(What to work on) Search the records for "Oberhessen" and copy each line that holds it.
————————
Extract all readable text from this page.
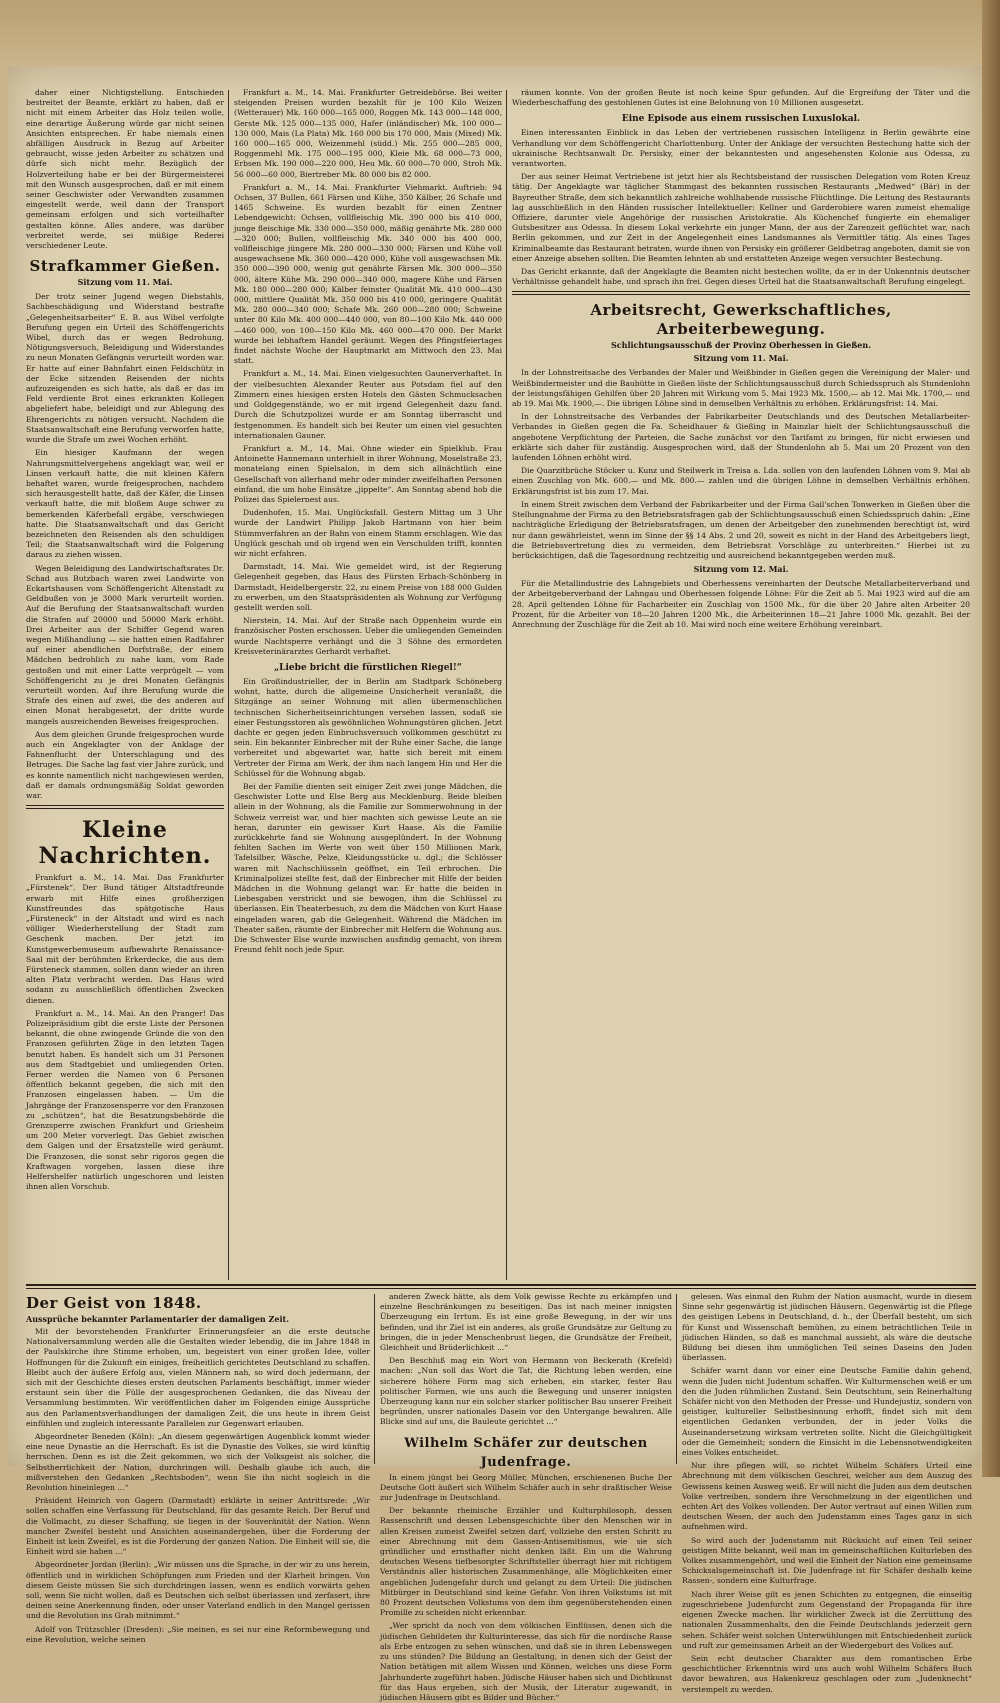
daher einer Nichtigstellung. Entschieden bestreitet der Beamte, erklärt zu haben, daß er nicht mit einem Arbeiter das Holz teilen wolle, eine derartige Äußerung würde gar nicht seinen Ansichten entsprechen. Er habe niemals einen abfälligen Ausdruck in Bezug auf Arbeiter gebraucht, wisse jeden Arbeiter zu schätzen und dürfe sich nicht mehr. Bezüglich der Holzverteilung habe er bei der Bürgermeisterei mit den Wunsch ausgesprochen, daß er mit einem seiner Geschwister oder Verwandten zusammen eingestellt werde, weil dann der Transport gemeinsam erfolgen und sich vorteilhafter gestalten könne. Alles andere, was darüber verbreitet werde, sei müßige Rederei verschiedener Leute.

Strafkammer Gießen.
Sitzung vom 11. Mai.

Der trotz seiner Jugend wegen Diebstahls, Sachbeschädigung und Widerstand bestrafte „Gelegenheitsarbeiter“ E. B. aus Wibel verfolgte Berufung gegen ein Urteil des Schöffengerichts Wibel, durch das er wegen Bedrohung, Nötigungsversuch, Beleidigung und Widerstandes zu neun Monaten Gefängnis verurteilt worden war. Er hatte auf einer Bahnfahrt einen Feldschütz in der Ecke sitzenden Reisenden der nichts aufzuzeigenden es sich hatte, als daß er das im Feld verdiente Brot eines erkrankten Kollegen abgeliefert habe, beleidigt und zur Ablegung des Ehrengerichts zu nötigen versucht. Nachdem die Staatsanwaltschaft eine Berufung verworfen hatte, wurde die Strafe um zwei Wochen erhöht.

Ein hiesiger Kaufmann der wegen Nahrungsmittelvergehens angeklagt war, weil er Linsen verkauft hatte, die mit kleinen Käfern behaftet waren, wurde freigesprochen, nachdem sich herausgestellt hatte, daß der Käfer, die Linsen verkauft hatte, die mit bloßem Auge schwer zu bemerkenden Käferbefall ergäbe, verschwiegen hatte. Die Staatsanwaltschaft und das Gericht bezeichneten den Reisenden als den schuldigen Teil; die Staatsanwaltschaft wird die Folgerung daraus zu ziehen wissen.

Wegen Beleidigung des Landwirtschaftsrates Dr. Schad aus Butzbach waren zwei Landwirte von Eckartshausen vom Schöffengericht Altenstadt zu Geldbußen von je 3000 Mark verurteilt worden. Auf die Berufung der Staatsanwaltschaft wurden die Strafen auf 20000 und 50000 Mark erhöht. Drei Arbeiter aus der Schiffer Gegend waren wegen Mißhandlung — sie hatten einen Radfahrer auf einer abendlichen Dorfstraße, der einem Mädchen bedrohlich zu nahe kam, vom Rade gestoßen und mit einer Latte verprügelt — vom Schöffengericht zu je drei Monaten Gefängnis verurteilt worden. Auf ihre Berufung wurde die Strafe des einen auf zwei, die des anderen auf einen Monat herabgesetzt, der dritte wurde mangels ausreichenden Beweises freigesprochen.

Aus dem gleichen Grunde freigesprochen wurde auch ein Angeklagter von der Anklage der Fahnenflucht der Unterschlagung und des Betruges. Die Sache lag fast vier Jahre zurück, und es konnte namentlich nicht nachgewiesen werden, daß er damals ordnungsmäßig Soldat geworden war.

Kleine Nachrichten.

Frankfurt a. M., 14. Mai. Das Frankfurter „Fürstenek“. Der Bund tätiger Altstadtfreunde erwarb mit Hilfe eines großherzigen Kunstfreundes das spätgotische Haus „Fürsteneck“ in der Altstadt und wird es nach völliger Wiederherstellung der Stadt zum Geschenk machen. Der jetzt im Kunstgewerbemuseum aufbewahrte Renaissance-Saal mit der berühmten Erkerdecke, die aus dem Fürsteneck stammen, sollen dann wieder an ihren alten Platz verbracht werden. Das Haus wird sodann zu ausschließlich öffentlichen Zwecken dienen.

Frankfurt a. M., 14. Mai. An den Pranger! Das Polizeipräsidium gibt die erste Liste der Personen bekannt, die ohne zwingende Gründe die von den Franzosen geführten Züge in den letzten Tagen benutzt haben. Es handelt sich um 31 Personen aus dem Stadtgebiet und umliegenden Orten. Ferner werden die Namen von 6 Personen öffentlich bekannt gegeben, die sich mit den Franzosen eingelassen haben. — Um die Jahrgänge der Franzosensperre vor den Franzosen zu „schützen“, hat die Besatzungsbehörde die Grenzsperre zwischen Frankfurt und Griesheim um 200 Meter vorverlegt. Das Gebiet zwischen dem Galgen und der Ersatzstelle wird geräumt. Die Franzosen, die sonst sehr rigoros gegen die Kraftwagen vorgehen, lassen diese ihre Helfershelfer natürlich ungeschoren und leisten ihnen allen Vorschub.

Frankfurt a. M., 14. Mai. Frankfurter Getreidebörse. Bei weiter steigenden Preisen wurden bezahlt für je 100 Kilo Weizen (Wetterauer) Mk. 160 000—165 000, Roggen Mk. 143 000—148 000, Gerste Mk. 125 000—135 000, Hafer (inländischer) Mk. 100 000—130 000, Mais (La Plata) Mk. 160 000 bis 170 000, Mais (Mixed) Mk. 160 000—165 000, Weizenmehl (südd.) Mk. 255 000—285 000, Roggenmehl Mk. 175 000—195 000, Kleie Mk. 68 000—73 000, Erbsen Mk. 190 000—220 000, Heu Mk. 60 000—70 000, Stroh Mk. 56 000—60 000, Biertreber Mk. 80 000 bis 82 000.

Frankfurt a. M., 14. Mai. Frankfurter Viehmarkt. Auftrieb: 94 Ochsen, 37 Bullen, 661 Färsen und Kühe, 350 Kälber, 26 Schafe und 1465 Schweine. Es wurden bezahlt für einen Zentner Lebendgewicht: Ochsen, vollfleischig Mk. 390 000 bis 410 000, junge fleischige Mk. 330 000—350 000, mäßig genährte Mk. 280 000—320 000; Bullen, vollfleischig Mk. 340 000 bis 400 000, vollfleischige jüngere Mk. 280 000—330 000; Färsen und Kühe voll ausgewachsene Mk. 360 000—420 000, Kühe voll ausgewachsen Mk. 350 000—390 000, wenig gut genährte Färsen Mk. 300 000—350 000, ältere Kühe Mk. 290 000—340 000, magere Kühe und Färsen Mk. 180 000—280 000; Kälber feinster Qualität Mk. 410 000—430 000, mittlere Qualität Mk. 350 000 bis 410 000, geringere Qualität Mk. 280 000—340 000; Schafe Mk. 260 000—280 000; Schweine unter 80 Kilo Mk. 400 000—440 000, von 80—100 Kilo Mk. 440 000—460 000, von 100—150 Kilo Mk. 460 000—470 000. Der Markt wurde bei lebhaftem Handel geräumt. Wegen des Pfingstfeiertages findet nächste Woche der Hauptmarkt am Mittwoch den 23. Mai statt.

Frankfurt a. M., 14. Mai. Einen vielgesuchten Gaunerverhaftet. In der vielbesuchten Alexander Reuter aus Potsdam fiel auf den Zimmern eines hiesigen ersten Hotels den Gästen Schmucksachen und Goldgegenstände, wo er mit irgend Gelegenheit dazu fand. Durch die Schutzpolizei wurde er am Sonntag überrascht und festgenommen. Es handelt sich bei Reuter um einen viel gesuchten internationalen Gauner.

Frankfurt a. M., 14. Mai. Ohne wieder ein Spielklub. Frau Antoinette Hannemann unterhielt in ihrer Wohnung, Moselstraße 23, monatelang einen Spielsalon, in dem sich allnächtlich eine Gesellschaft von allerhand mehr oder minder zweifelhaften Personen einfand, die um hohe Einsätze „jippelte“. Am Sonntag abend hob die Polizei das Spielernest aus.

Dudenhofen, 15. Mai. Unglücksfall. Gestern Mittag um 3 Uhr wurde der Landwirt Philipp Jakob Hartmann von hier beim Stümmverfahren an der Bahn von einem Stamm erschlagen. Wie das Unglück geschah und ob irgend wen ein Verschulden trifft, konnten wir nicht erfahren.

Darmstadt, 14. Mai. Wie gemeldet wird, ist der Regierung Gelegenheit gegeben, das Haus des Fürsten Erbach-Schönberg in Darmstadt, Heidelbergerstr. 22, zu einem Preise von 188 000 Gulden zu erwerben, um den Staatspräsidenten als Wohnung zur Verfügung gestellt werden soll.

Nierstein, 14. Mai. Auf der Straße nach Oppenheim wurde ein französischer Posten erschossen. Ueber die umliegenden Gemeinden wurde Nachtsperre verhängt und die 3 Söhne des ermordeten Kreisveterinärarztes Gerhardt verhaftet.

„Liebe bricht die fürstlichen Riegel!“

Ein Großindustrieller, der in Berlin am Stadtpark Schöneberg wohnt, hatte, durch die allgemeine Unsicherheit veranlaßt, die Sitzgänge an seiner Wohnung mit allen übermenschlichen technischen Sicherheitseinrichtungen versehen lassen, sodaß sie einer Festungsstoren als gewöhnlichen Wohnungstüren glichen. Jetzt dachte er gegen jeden Einbruchsversuch vollkommen geschützt zu sein. Ein bekannter Einbrecher mit der Ruhe einer Sache, die lange vorbereitet und abgewartet war, hatte sich bereit mit einem Vertreter der Firma am Werk, der ihm nach langem Hin und Her die Schlüssel für die Wohnung abgab.

Bei der Familie dienten seit einiger Zeit zwei junge Mädchen, die Geschwister Lotte und Else Berg aus Mecklenburg. Beide bleiben allein in der Wohnung, als die Familie zur Sommerwohnung in der Schweiz verreist war, und hier machten sich gewisse Leute an sie heran, darunter ein gewisser Kurt Haase. Als die Familie zurückkehrte fand sie Wohnung ausgeplündert. In der Wohnung fehlten Sachen im Werte von weit über 150 Millionen Mark, Tafelsilber, Wäsche, Pelze, Kleidungsstücke u. dgl.; die Schlösser waren mit Nachschlüsseln geöffnet, ein Teil erbrochen. Die Kriminalpolizei stellte fest, daß der Einbrecher mit Hilfe der beiden Mädchen in die Wohnung gelangt war. Er hatte die beiden in Liebesgaben verstrickt und sie bewogen, ihm die Schlüssel zu überlassen. Ein Theaterbesuch, zu dem die Mädchen von Kurt Haase eingeladen waren, gab die Gelegenheit. Während die Mädchen im Theater saßen, räumte der Einbrecher mit Helfern die Wohnung aus. Die Schwester Else wurde inzwischen ausfindig gemacht, von ihrem Freund fehlt noch jede Spur.

räumen konnte. Von der großen Beute ist noch keine Spur gefunden. Auf die Ergreifung der Täter und die Wiederbeschaffung des gestohlenen Gutes ist eine Belohnung von 10 Millionen ausgesetzt.

Eine Episode aus einem russischen Luxuslokal.

Einen interessanten Einblick in das Leben der vertriebenen russischen Intelligenz in Berlin gewährte eine Verhandlung vor dem Schöffengericht Charlottenburg. Unter der Anklage der versuchten Bestechung hatte sich der ukrainische Rechtsanwalt Dr. Persisky, einer der bekanntesten und angesehensten Kolonie aus Odessa, zu verantworten.

Der aus seiner Heimat Vertriebene ist jetzt hier als Rechtsbeistand der russischen Delegation vom Roten Kreuz tätig. Der Angeklagte war täglicher Stammgast des bekannten russischen Restaurants „Medwed“ (Bär) in der Bayreuther Straße, dem sich bekanntlich zahlreiche wohlhabende russische Flüchtlinge. Die Leitung des Restaurants lag ausschließlich in den Händen russischer Intellektueller: Kellner und Garderobiere waren zumeist ehemalige Offiziere, darunter viele Angehörige der russischen Aristokratie. Als Küchenchef fungierte ein ehemaliger Gutsbesitzer aus Odessa. In diesem Lokal verkehrte ein junger Mann, der aus der Zarenzeit geflüchtet war, nach Berlin gekommen, und zur Zeit in der Angelegenheit eines Landsmannes als Vermittler tätig. Als eines Tages Kriminalbeamte das Restaurant betraten, wurde ihnen von Persisky ein größerer Geldbetrag angeboten, damit sie von einer Anzeige absehen sollten. Die Beamten lehnten ab und erstatteten Anzeige wegen versuchter Bestechung.

Das Gericht erkannte, daß der Angeklagte die Beamten nicht bestechen wollte, da er in der Unkenntnis deutscher Verhältnisse gehandelt habe, und sprach ihn frei. Gegen dieses Urteil hat die Staatsanwaltschaft Berufung eingelegt.

Arbeitsrecht, Gewerkschaftliches, Arbeiterbewegung.
Schlichtungsausschuß der Provinz Oberhessen in Gießen.
Sitzung vom 11. Mai.

In der Lohnstreitsache des Verbandes der Maler und Weißbinder in Gießen gegen die Vereinigung der Maler- und Weißbindermeister und die Baubütte in Gießen löste der Schlichtungsausschuß durch Schiedsspruch als Stundenlohn der leistungsfähigen Gehilfen über 20 Jahren mit Wirkung vom 5. Mai 1923 Mk. 1500,— ab 12. Mai Mk. 1700,— und ab 19. Mai Mk. 1900,—. Die übrigen Löhne sind in demselben Verhältnis zu erhöhen. Erklärungsfrist: 14. Mai.

In der Lohnstreitsache des Verbandes der Fabrikarbeiter Deutschlands und des Deutschen Metallarbeiter-Verbandes in Gießen gegen die Fa. Scheidhauer & Gießing in Mainzlar hielt der Schlichtungsausschuß die angebotene Verpflichtung der Parteien, die Sache zunächst vor den Tarifamt zu bringen, für nicht erwiesen und erklärte sich daher für zuständig. Ausgesprochen wird, daß der Stundenlohn ab 5. Mai um 20 Prozent von den laufenden Löhnen erhöht wird.

Die Quarzitbrüche Stöcker u. Kunz und Steilwerk in Treisa a. Lda. sollen von den laufenden Löhnen vom 9. Mai ab einen Zuschlag von Mk. 600.— und Mk. 800.— zahlen und die übrigen Löhne in demselben Verhältnis erhöhen. Erklärungsfrist ist bis zum 17. Mai.

In einem Streit zwischen dem Verband der Fabrikarbeiter und der Firma Gail'schen Tonwerken in Gießen über die Stellungnahme der Firma zu den Betriebsratsfragen gab der Schlichtungsausschuß einen Schiedsspruch dahin: „Eine nachträgliche Erledigung der Betriebsratsfragen, um denen der Arbeitgeber den zunehmenden berechtigt ist, wird nur dann gewährleistet, wenn im Sinne der §§ 14 Abs. 2 und 20, soweit es nicht in der Hand des Arbeitgebers liegt, die Betriebsvertretung dies zu vermeiden, dem Betriebsrat Vorschläge zu unterbreiten.“ Hierbei ist zu berücksichtigen, daß die Tagesordnung rechtzeitig und ausreichend bekanntgegeben werden muß.

Sitzung vom 12. Mai.

Für die Metallindustrie des Lahngebiets und Oberhessens vereinbarten der Deutsche Metallarbeiterverband und der Arbeitgeberverband der Lahngau und Oberhessen folgende Löhne: Für die Zeit ab 5. Mai 1923 wird auf die am 28. April geltenden Löhne für Facharbeiter ein Zuschlag von 1500 Mk., für die über 20 Jahre alten Arbeiter 20 Prozent, für die Arbeiter von 18—20 Jahren 1200 Mk., die Arbeiterinnen 18—21 Jahre 1000 Mk. gezahlt. Bei der Anrechnung der Zuschläge für die Zeit ab 10. Mai wird noch eine weitere Erhöhung vereinbart.

Der Geist von 1848.
Aussprüche bekannter Parlamentarier der damaligen Zeit.

Mit der bevorstehenden Frankfurter Erinnerungsfeier an die erste deutsche Nationalversammlung werden alle die Gestalten wieder lebendig, die im Jahre 1848 in der Paulskirche ihre Stimme erhoben, um, begeistert von einer großen Idee, voller Hoffnungen für die Zukunft ein einiges, freiheitlich gerichtetes Deutschland zu schaffen. Bleibt auch der äußere Erfolg aus, vielen Männern nah, so wird doch jedermann, der sich mit der Geschichte dieses ersten deutschen Parlaments beschäftigt, immer wieder erstaunt sein über die Fülle der ausgesprochenen Gedanken, die das Niveau der Versammlung bestimmten. Wir veröffentlichen daher im Folgenden einige Aussprüche aus den Parlamentsverhandlungen der damaligen Zeit, die uns heute in ihrem Geist einfühlen und zugleich interessante Parallelen zur Gegenwart erlauben.

Abgeordneter Beneden (Köln): „An diesem gegenwärtigen Augenblick kommt wieder eine neue Dynastie an die Herrschaft. Es ist die Dynastie des Volkes, sie wird künftig herrschen. Denn es ist die Zeit gekommen, wo sich der Volksgeist als solcher, die Selbstherrlichkeit der Nation, durchringen will. Deshalb glaube ich auch, die mißverstehen den Gedanken „Rechtsboden“, wenn Sie ihn nicht sogleich in die Revolution hineinlegen ...“

Präsident Heinrich von Gagern (Darmstadt) erklärte in seiner Antrittsrede: „Wir sollen schaffen eine Verfassung für Deutschland, für das gesamte Reich. Der Beruf und die Vollmacht, zu dieser Schaffung, sie liegen in der Souveränität der Nation. Wenn mancher Zweifel besteht und Ansichten auseinandergehen, über die Forderung der Einheit ist kein Zweifel, es ist die Forderung der ganzen Nation. Die Einheit will sie, die Einheit wird sie haben ...“

Abgeordneter Jordan (Berlin): „Wir müssen uns die Sprache, in der wir zu uns herein, öffentlich und in wirklichen Schöpfungen zum Frieden und der Klarheit bringen. Von diesem Geiste müssen Sie sich durchdringen lassen, wenn es endlich vorwärts gehen soll, wenn Sie nicht wollen, daß es Deutschen sich selbst überlassen und zerfasert, ihre deinen seine Anerkennung finden, oder unser Vaterland endlich in den Mangel gerissen und die Revolution ins Grab mitnimmt.“

Adolf von Trützschler (Dresden): „Sie meinen, es sei nur eine Reformbewegung und eine Revolution, welche seinen

anderen Zweck hätte, als dem Volk gewisse Rechte zu erkämpfen und einzelne Beschränkungen zu beseitigen. Das ist nach meiner innigsten Überzeugung ein Irrtum. Es ist eine große Bewegung, in der wir uns befinden, und ihr Ziel ist ein anderes, als große Grundsätze zur Geltung zu bringen, die in jeder Menschenbrust liegen, die Grundsätze der Freiheit, Gleichheit und Brüderlichkeit ...“

Den Beschluß mag ein Wort von Hermann von Beckerath (Krefeld) machen: „Nun soll das Wort die Tat, die Richtung leben werden, eine sicherere höhere Form mag sich erheben, ein starker, fester Bau politischer Formen, wie uns auch die Bewegung und unserer innigsten Überzeugung kann nur ein solcher starker politischer Bau unserer Freiheit begründen, unsrer nationales Dasein vor den Untergange bewahren. Alle Blicke sind auf uns, die Bauleute gerichtet ...“

Wilhelm Schäfer zur deutschen Judenfrage.

In einem jüngst bei Georg Müller, München, erschienenen Buche Der Deutsche Gott äußert sich Wilhelm Schäfer auch in sehr draßtischer Weise zur Judenfrage in Deutschland.

Der bekannte rheinische Erzähler und Kulturphilosoph, dessen Rassenschrift und dessen Lebensgeschichte über den Menschen wir in allen Kreisen zumeist Zweifel setzen darf, vollziehe den ersten Schritt zu einer Abrechnung mit dem Gassen-Antisemitismus, wie sie sich gründlicher und ernsthafter nicht denken läßt. Ein um die Wahrung deutschen Wesens tiefbesorgter Schriftsteller überragt hier mit richtigem Verständnis aller historischen Zusammenhänge, alle Möglichkeiten einer angeblichen Judengefahr durch und gelangt zu dem Urteil: Die jüdischen Mitbürger in Deutschland sind keine Gefahr. Von ihren Volkstums ist mit 80 Prozent deutschen Volkstums von dem ihm gegenüberstehenden einen Promille zu scheiden nicht erkennbar.

„Wer spricht da noch von dem völkischen Einflüssen, denen sich die jüdischen Gebildeten ihr Kulturinteresse, das sich für die nordische Rasse als Erbe entzogen zu sehen wünschen, und daß sie in ihren Lebenswegen zu uns stünden? Die Bildung an Gestaltung, in denen sich der Geist der Nation betätigen mit allem Wissen und Können, welches uns diese Form Jahrhunderte zugeführt haben. Jüdische Häuser haben sich und Dichtkunst für das Haus ergeben, sich der Musik, der Literatur zugewandt, in jüdischen Häusern gibt es Bilder und Bücher.“

gelesen. Was einmal den Ruhm der Nation ausmacht, wurde in diesem Sinne sehr gegenwärtig ist jüdischen Häusern. Gegenwärtig ist die Pflege des geistigen Lebens in Deutschland, d. h., der Überfall besteht, um sich für Kunst und Wissenschaft bemühen, zu einem beträchtlichen Teile in jüdischen Händen, so daß es manchmal aussieht, als wäre die deutsche Bildung bei diesen ihm unmöglichen Teil seines Daseins den Juden überlassen.

Schäfer warnt dann vor einer eine Deutsche Familie dahin gehend, wenn die Juden nicht Judentum schaffen. Wir Kulturmenschen weiß er um den die Juden rühmlichen Zustand. Sein Deutschtum, sein Reinerhaltung Schäfer nicht von den Methoden der Presse- und Hundejustiz, sondern von geistiger, kultureller Selbstbesinnung erhofft, findet sich mit dem eigentlichen Gedanken verbunden, der in jeder Volks die Auseinandersetzung wirksam vertreten sollte. Nicht die Gleichgültigkeit oder die Gemeinheit; sondern die Einsicht in die Lebensnotwendigkeiten eines Volkes entscheidet.

Nur ihre pflegen will, so richtet Wilhelm Schäfers Urteil eine Abrechnung mit dem völkischen Geschrei, welcher aus dem Auszug des Gewissens keinen Ausweg weiß. Er will nicht die Juden aus dem deutschen Volke vertreiben, sondern ihre Verschmelzung in der eigentlichen und echten Art des Volkes vollenden. Der Autor vertraut auf einen Willen zum deutschen Wesen, der auch den Judenstamm eines Tages ganz in sich aufnehmen wird.

So wird auch der Judenstamm mit Rücksicht auf einen Teil seiner geistigen Mitte bekannt, weil man im gemeinschaftlichen Kulturleben des Volkes zusammengehört, und weil die Einheit der Nation eine gemeinsame Schicksalsgemeinschaft ist. Die Judenfrage ist für Schäfer deshalb keine Rassen-, sondern eine Kulturfrage.

Nach ihrer Weise gilt es jenen Schichten zu entgegnen, die einseitig zugeschriebene Judenfurcht zum Gegenstand der Propaganda für ihre eigenen Zwecke machen. Ihr wirklicher Zweck ist die Zerrüttung des nationalen Zusammenhalts, den die Feinde Deutschlands jederzeit gern sehen. Schäfer weist solchen Unterwühlungen mit Entschiedenheit zurück und ruft zur gemeinsamen Arbeit an der Wiedergeburt des Volkes auf.

Sein echt deutscher Charakter aus dem romantischen Erbe geschichtlicher Erkenntnis wird uns auch wohl Wilhelm Schäfers Buch davor bewahren, aus Hakenkreuz geschlagen oder zum „Judenknecht“ verstempelt zu werden.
————————
(Answer for the task)
Schlichtungsausschuß der Provinz Oberhessen in Gießen.
Für die Metallindustrie des Lahngebiets und Oberhessens vereinbarten der Deutsche Metallarbeiterverband und der Arbeitgeberverband der Lahngau und Oberhessen folgende Löhne: Für die Zeit ab 5. Mai 1923 wird auf die am 28. April geltenden Löhne für Facharbeiter ein Zuschlag von 1500 Mk., für die über 20 Jahre alten Arbeiter 20 Prozent, für die Arbeiter von 18—20 Jahren 1200 Mk., die Arbeiterinnen 18—21 Jahre 1000 Mk. gezahlt. Bei der Anrechnung der Zuschläge für die Zeit ab 10. Mai wird noch eine weitere Erhöhung vereinbart.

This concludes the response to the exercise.